- Problem details -
Please return, unchanged, the part of the listing that opens with the line containing "414, 266, 422]" and closes with the line containing "396, 270, 430]", including both of those lines.

- Data excerpts -

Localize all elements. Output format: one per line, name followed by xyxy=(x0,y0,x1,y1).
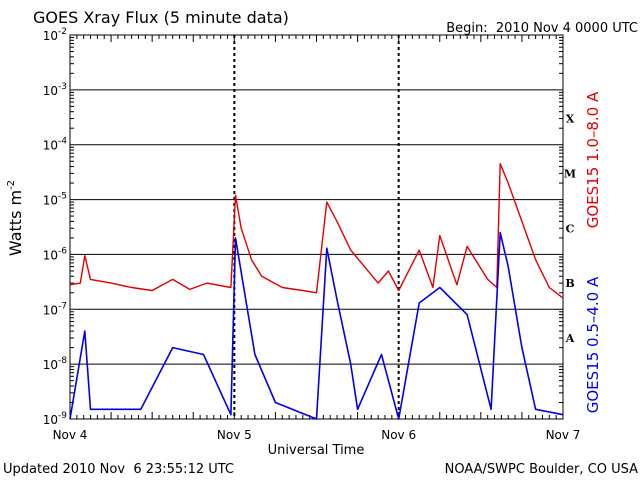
x-axis-title: Universal Time xyxy=(268,443,365,458)
y-tick-base: 10 xyxy=(43,248,58,262)
y-tick-label: 10-6 xyxy=(43,246,68,262)
flare-class-a: A xyxy=(565,332,575,345)
source-credit: NOAA/SWPC Boulder, CO USA xyxy=(445,462,638,477)
legend-goes15-long: GOES15 1.0–8.0 A xyxy=(584,91,602,228)
series-short-wavelength-line xyxy=(69,231,564,420)
x-tick-label: Nov 4 xyxy=(53,428,88,442)
y-tick-exponent: -3 xyxy=(58,82,67,92)
updated-time: Updated 2010 Nov 6 23:55:12 UTC xyxy=(3,462,234,477)
y-tick-exponent: -6 xyxy=(58,246,67,256)
x-tick-label: Nov 6 xyxy=(381,428,416,442)
x-tick-label: Nov 5 xyxy=(217,428,252,442)
y-tick-exponent: -5 xyxy=(58,192,67,202)
y-tick-exponent: -2 xyxy=(58,27,67,37)
x-tick-label: Nov 7 xyxy=(546,428,581,442)
y-tick-label: 10-2 xyxy=(43,27,67,43)
y-tick-exponent: -7 xyxy=(58,301,67,311)
y-tick-base: 10 xyxy=(43,413,58,427)
plot-frame xyxy=(69,34,564,420)
flare-class-c: C xyxy=(566,222,575,235)
y-axis-title-exponent: -2 xyxy=(6,180,17,190)
y-tick-base: 10 xyxy=(43,194,58,208)
y-tick-base: 10 xyxy=(43,29,58,43)
flare-class-x: X xyxy=(566,113,575,126)
y-axis: 10-910-810-710-610-510-410-310-2 xyxy=(43,27,68,427)
legend-goes15-short: GOES15 0.5–4.0 A xyxy=(584,276,602,413)
y-tick-exponent: -4 xyxy=(58,137,67,147)
y-tick-base: 10 xyxy=(43,84,58,98)
y-tick-base: 10 xyxy=(43,358,58,372)
y-tick-label: 10-9 xyxy=(43,411,68,427)
begin-time: Begin: 2010 Nov 4 0000 UTC xyxy=(446,21,638,36)
y-tick-label: 10-5 xyxy=(43,192,67,208)
flare-class-b: B xyxy=(565,277,574,290)
series-long-wavelength-line xyxy=(69,163,564,299)
y-tick-base: 10 xyxy=(43,303,58,317)
y-tick-label: 10-3 xyxy=(43,82,67,98)
plot-series xyxy=(69,163,564,420)
grid xyxy=(70,34,563,420)
y-tick-exponent: -9 xyxy=(58,411,67,421)
y-axis-title-base: Watts m xyxy=(6,190,25,256)
flare-class-labels: A B C M X xyxy=(564,113,576,345)
chart-title: GOES Xray Flux (5 minute data) xyxy=(33,8,289,27)
y-tick-label: 10-4 xyxy=(43,137,68,153)
flare-class-m: M xyxy=(564,167,576,180)
y-axis-title: Watts m-2 xyxy=(6,180,25,256)
y-tick-label: 10-8 xyxy=(43,356,68,372)
y-tick-label: 10-7 xyxy=(43,301,67,317)
y-tick-exponent: -8 xyxy=(58,356,67,366)
y-tick-base: 10 xyxy=(43,139,58,153)
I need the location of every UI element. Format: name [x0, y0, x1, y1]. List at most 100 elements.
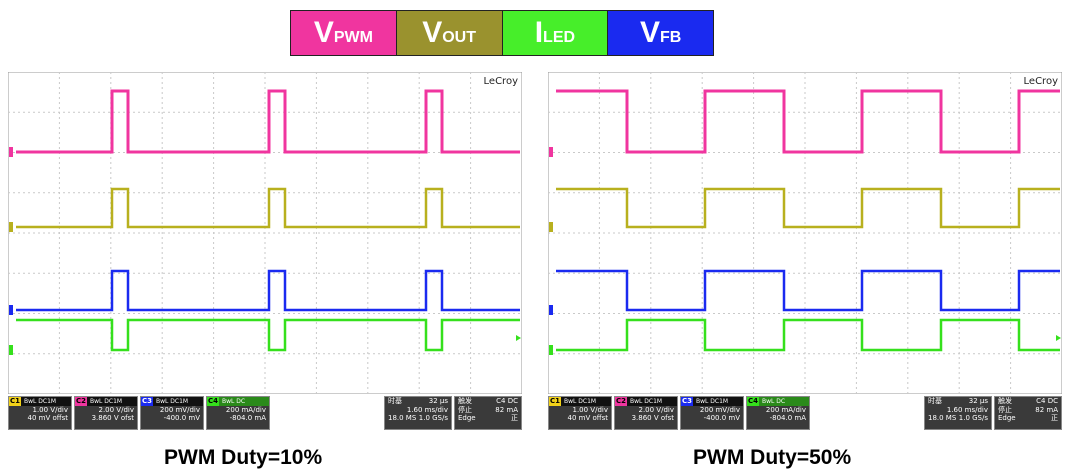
channel-offset: -804.0 mA	[229, 414, 266, 422]
caption-duty-10: PWM Duty=10%	[164, 446, 323, 469]
scope-screen-duty-10: LeCroy	[8, 72, 522, 394]
channel-c3-box: C3 BwL DC1M 200 mV/div -400.0 mV	[680, 396, 744, 430]
channel-scale: 200 mV/div	[699, 406, 740, 414]
vout-trace	[16, 187, 520, 229]
timebase-samples: 18.0 MS	[928, 414, 957, 422]
legend-iled-sub: LED	[543, 29, 576, 46]
channel-tag: C2	[615, 397, 627, 406]
trigger-box: 触发 C4 DC 停止 82 mA Edge 正	[454, 396, 522, 430]
trigger-level-marker	[1056, 335, 1061, 341]
trigger-type: Edge	[458, 414, 476, 422]
vpwm-trace	[556, 89, 1060, 154]
trigger-state: 停止	[458, 406, 472, 414]
channel-tag: C1	[9, 397, 21, 406]
channel-c4-box: C4 BwL DC 200 mA/div -804.0 mA	[206, 396, 270, 430]
timebase-samples: 18.0 MS	[388, 414, 417, 422]
channel-tag: C3	[141, 397, 153, 406]
channel-offset: 3.860 V ofst	[91, 414, 134, 422]
channel-marker	[9, 222, 13, 232]
channel-scale: 200 mA/div	[225, 406, 266, 414]
vpwm-trace	[16, 89, 520, 154]
channel-mode: BwL DC1M	[564, 398, 597, 405]
iled-trace	[556, 318, 1060, 352]
channel-marker	[549, 345, 553, 355]
scope-waveform-display: LeCroy	[8, 72, 522, 394]
channel-mode: BwL DC	[222, 398, 246, 405]
channel-c3-box: C3 BwL DC1M 200 mV/div -400.0 mV	[140, 396, 204, 430]
channel-offset: 3.860 V ofst	[631, 414, 674, 422]
legend-vout-main: V	[422, 16, 443, 49]
timebase-delay: 32 µs	[428, 397, 448, 405]
channel-scale: 1.00 V/div	[32, 406, 69, 414]
channel-mode: BwL DC1M	[24, 398, 57, 405]
channel-offset: -400.0 mV	[163, 414, 200, 422]
channel-scale: 200 mV/div	[159, 406, 200, 414]
channel-mode: BwL DC1M	[156, 398, 189, 405]
legend-vpwm-main: V	[313, 16, 334, 49]
channel-mode: BwL DC	[762, 398, 786, 405]
scope-waveform-display: LeCroy	[548, 72, 1062, 394]
channel-scale: 1.00 V/div	[572, 406, 609, 414]
trigger-state: 停止	[998, 406, 1012, 414]
vfb-trace	[16, 269, 520, 312]
legend-vpwm-sub: PWM	[333, 29, 373, 46]
trigger-level: 82 mA	[495, 406, 518, 414]
channel-offset: 40 mV offst	[567, 414, 608, 422]
legend-iled-main: I	[534, 16, 544, 49]
trigger-box: 触发 C4 DC 停止 82 mA Edge 正	[994, 396, 1062, 430]
trigger-slope: 正	[511, 414, 518, 422]
scope-status-bar: C1 BwL DC1M 1.00 V/div 40 mV offst C2 BwL …	[548, 396, 1062, 430]
channel-mode: BwL DC1M	[630, 398, 663, 405]
channel-offset: -400.0 mV	[703, 414, 740, 422]
legend-vfb-main: V	[639, 16, 660, 49]
trigger-slope: 正	[1051, 414, 1058, 422]
timebase-scale: 1.60 ms/div	[406, 406, 448, 414]
trigger-source: C4 DC	[496, 397, 518, 405]
trigger-level-marker	[516, 335, 521, 341]
channel-marker	[9, 345, 13, 355]
trigger-label: 触发	[458, 397, 472, 405]
channel-tag: C4	[207, 397, 219, 406]
channel-c1-box: C1 BwL DC1M 1.00 V/div 40 mV offst	[548, 396, 612, 430]
legend-vfb: V FB	[608, 11, 713, 55]
channel-marker	[9, 305, 13, 315]
trigger-level: 82 mA	[1035, 406, 1058, 414]
trigger-type: Edge	[998, 414, 1016, 422]
channel-tag: C1	[549, 397, 561, 406]
legend-vout: V OUT	[396, 11, 503, 55]
channel-marker	[9, 147, 13, 157]
timebase-box: 时基 32 µs 1.60 ms/div 18.0 MS 1.0 GS/s	[924, 396, 992, 430]
timebase-label: 时基	[388, 397, 402, 405]
legend-vfb-sub: FB	[659, 29, 682, 46]
vout-trace	[556, 187, 1060, 229]
channel-marker	[549, 305, 553, 315]
channel-marker	[549, 147, 553, 157]
channel-offset: 40 mV offst	[27, 414, 68, 422]
scope-status-bar: C1 BwL DC1M 1.00 V/div 40 mV offst C2 BwL …	[8, 396, 522, 430]
scope-brand-label: LeCroy	[1024, 76, 1059, 87]
trigger-label: 触发	[998, 397, 1012, 405]
legend-vpwm: V PWM	[291, 11, 397, 55]
scope-brand-label: LeCroy	[484, 76, 519, 87]
timebase-rate: 1.0 GS/s	[418, 414, 448, 422]
legend-iled: I LED	[502, 11, 609, 55]
caption-duty-50: PWM Duty=50%	[693, 446, 852, 469]
timebase-label: 时基	[928, 397, 942, 405]
scope-screen-duty-50: LeCroy	[548, 72, 1062, 394]
timebase-rate: 1.0 GS/s	[958, 414, 988, 422]
channel-c2-box: C2 BwL DC1M 2.00 V/div 3.860 V ofst	[614, 396, 678, 430]
signal-legend: V PWM V OUT I LED V FB	[290, 10, 714, 56]
channel-marker	[549, 222, 553, 232]
channel-offset: -804.0 mA	[769, 414, 806, 422]
channel-scale: 200 mA/div	[765, 406, 806, 414]
channel-tag: C3	[681, 397, 693, 406]
vfb-trace	[556, 269, 1060, 312]
channel-tag: C4	[747, 397, 759, 406]
channel-c2-box: C2 BwL DC1M 2.00 V/div 3.860 V ofst	[74, 396, 138, 430]
channel-c4-box: C4 BwL DC 200 mA/div -804.0 mA	[746, 396, 810, 430]
channel-mode: BwL DC1M	[90, 398, 123, 405]
timebase-scale: 1.60 ms/div	[946, 406, 988, 414]
legend-vout-sub: OUT	[442, 29, 477, 46]
channel-scale: 2.00 V/div	[98, 406, 135, 414]
timebase-delay: 32 µs	[968, 397, 988, 405]
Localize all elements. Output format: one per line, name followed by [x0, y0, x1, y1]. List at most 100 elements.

- Task result -
channel-offset: -804.0 mA	[229, 414, 266, 422]
caption-duty-10: PWM Duty=10%	[164, 446, 323, 469]
scope-screen-duty-10: LeCroy	[8, 72, 522, 394]
channel-c3-box: C3 BwL DC1M 200 mV/div -400.0 mV	[680, 396, 744, 430]
channel-scale: 200 mV/div	[699, 406, 740, 414]
vout-trace	[16, 187, 520, 229]
timebase-samples: 18.0 MS	[928, 414, 957, 422]
legend-iled-sub: LED	[543, 29, 576, 46]
channel-tag: C2	[615, 397, 627, 406]
trigger-box: 触发 C4 DC 停止 82 mA Edge 正	[454, 396, 522, 430]
trigger-level-marker	[1056, 335, 1061, 341]
trigger-type: Edge	[458, 414, 476, 422]
vpwm-trace	[556, 89, 1060, 154]
trigger-state: 停止	[458, 406, 472, 414]
channel-tag: C1	[9, 397, 21, 406]
channel-c4-box: C4 BwL DC 200 mA/div -804.0 mA	[206, 396, 270, 430]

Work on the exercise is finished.